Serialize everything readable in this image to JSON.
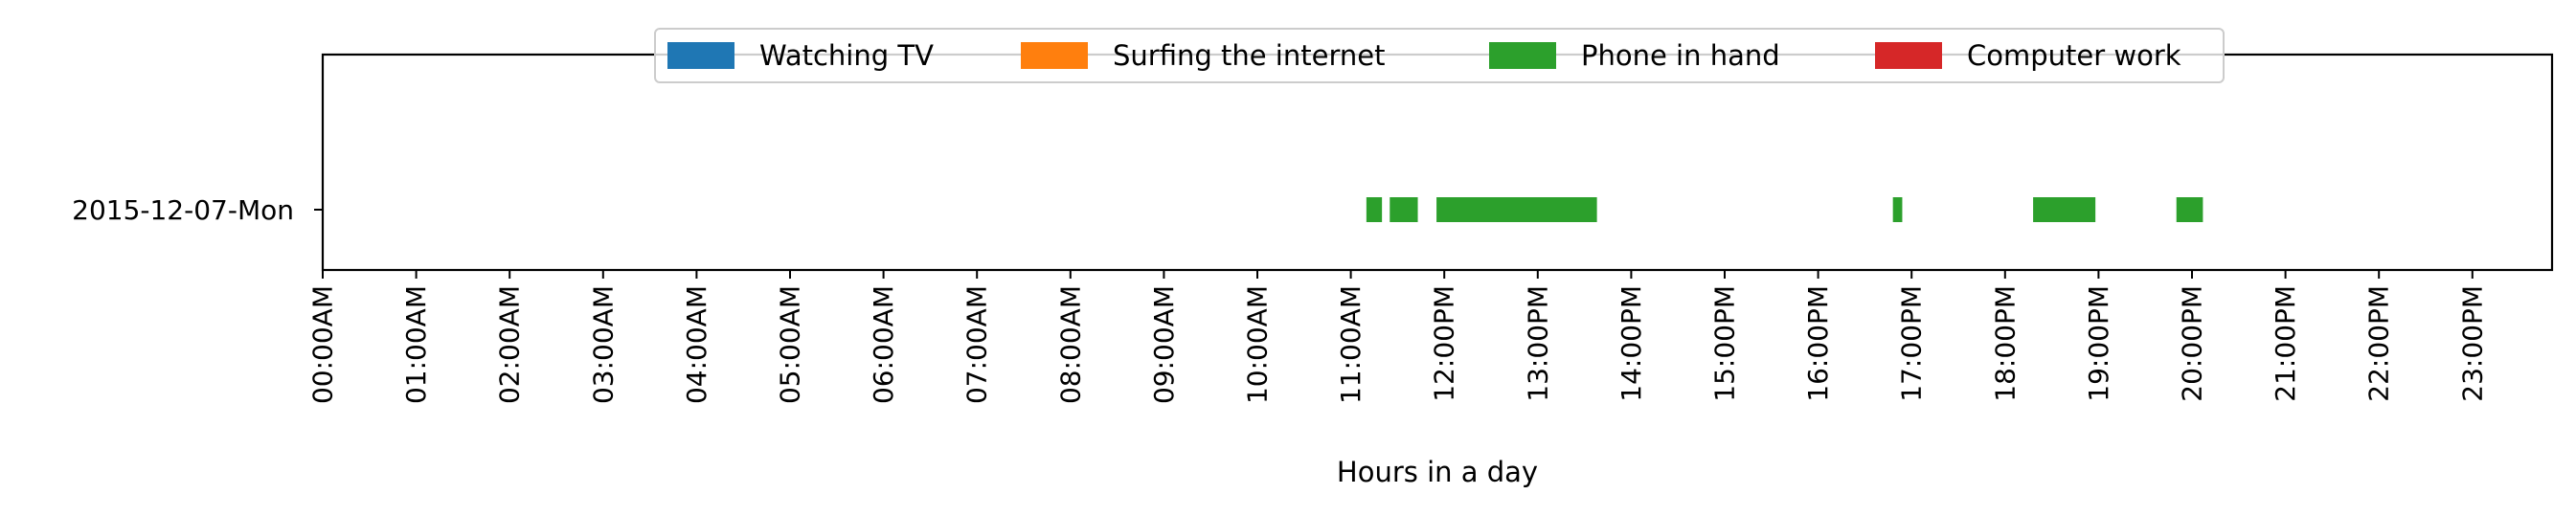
{
  "chart_data": {
    "type": "timeline",
    "xlabel": "Hours in a day",
    "ylabel": "",
    "xlim_hours": [
      0,
      24
    ],
    "x_tick_labels": [
      "00:00AM",
      "01:00AM",
      "02:00AM",
      "03:00AM",
      "04:00AM",
      "05:00AM",
      "06:00AM",
      "07:00AM",
      "08:00AM",
      "09:00AM",
      "10:00AM",
      "11:00AM",
      "12:00PM",
      "13:00PM",
      "14:00PM",
      "15:00PM",
      "16:00PM",
      "17:00PM",
      "18:00PM",
      "19:00PM",
      "20:00PM",
      "21:00PM",
      "22:00PM",
      "23:00PM"
    ],
    "categories": [
      "2015-12-07-Mon"
    ],
    "legend_position": "top-center",
    "grid": false,
    "series": [
      {
        "name": "Watching TV",
        "color": "#1f77b4",
        "segments": []
      },
      {
        "name": "Surfing the internet",
        "color": "#ff7f0e",
        "segments": []
      },
      {
        "name": "Phone in hand",
        "color": "#2ca02c",
        "segments": [
          {
            "row": "2015-12-07-Mon",
            "start": "11:10",
            "end": "11:20"
          },
          {
            "row": "2015-12-07-Mon",
            "start": "11:25",
            "end": "11:43"
          },
          {
            "row": "2015-12-07-Mon",
            "start": "11:55",
            "end": "13:38"
          },
          {
            "row": "2015-12-07-Mon",
            "start": "16:48",
            "end": "16:54"
          },
          {
            "row": "2015-12-07-Mon",
            "start": "18:18",
            "end": "18:58"
          },
          {
            "row": "2015-12-07-Mon",
            "start": "19:50",
            "end": "20:07"
          }
        ]
      },
      {
        "name": "Computer work",
        "color": "#d62728",
        "segments": []
      }
    ]
  }
}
────
*Work instructions*. Reproduce the material word for word, minus the images.

*Right answer*.
Serialize everything readable in this image to JSON.
{
  "chart_data": {
    "type": "timeline",
    "xlabel": "Hours in a day",
    "ylabel": "",
    "xlim_hours": [
      0,
      24
    ],
    "x_tick_labels": [
      "00:00AM",
      "01:00AM",
      "02:00AM",
      "03:00AM",
      "04:00AM",
      "05:00AM",
      "06:00AM",
      "07:00AM",
      "08:00AM",
      "09:00AM",
      "10:00AM",
      "11:00AM",
      "12:00PM",
      "13:00PM",
      "14:00PM",
      "15:00PM",
      "16:00PM",
      "17:00PM",
      "18:00PM",
      "19:00PM",
      "20:00PM",
      "21:00PM",
      "22:00PM",
      "23:00PM"
    ],
    "categories": [
      "2015-12-07-Mon"
    ],
    "legend_position": "top-center",
    "grid": false,
    "series": [
      {
        "name": "Watching TV",
        "color": "#1f77b4",
        "segments": []
      },
      {
        "name": "Surfing the internet",
        "color": "#ff7f0e",
        "segments": []
      },
      {
        "name": "Phone in hand",
        "color": "#2ca02c",
        "segments": [
          {
            "row": "2015-12-07-Mon",
            "start": "11:10",
            "end": "11:20"
          },
          {
            "row": "2015-12-07-Mon",
            "start": "11:25",
            "end": "11:43"
          },
          {
            "row": "2015-12-07-Mon",
            "start": "11:55",
            "end": "13:38"
          },
          {
            "row": "2015-12-07-Mon",
            "start": "16:48",
            "end": "16:54"
          },
          {
            "row": "2015-12-07-Mon",
            "start": "18:18",
            "end": "18:58"
          },
          {
            "row": "2015-12-07-Mon",
            "start": "19:50",
            "end": "20:07"
          }
        ]
      },
      {
        "name": "Computer work",
        "color": "#d62728",
        "segments": []
      }
    ]
  }
}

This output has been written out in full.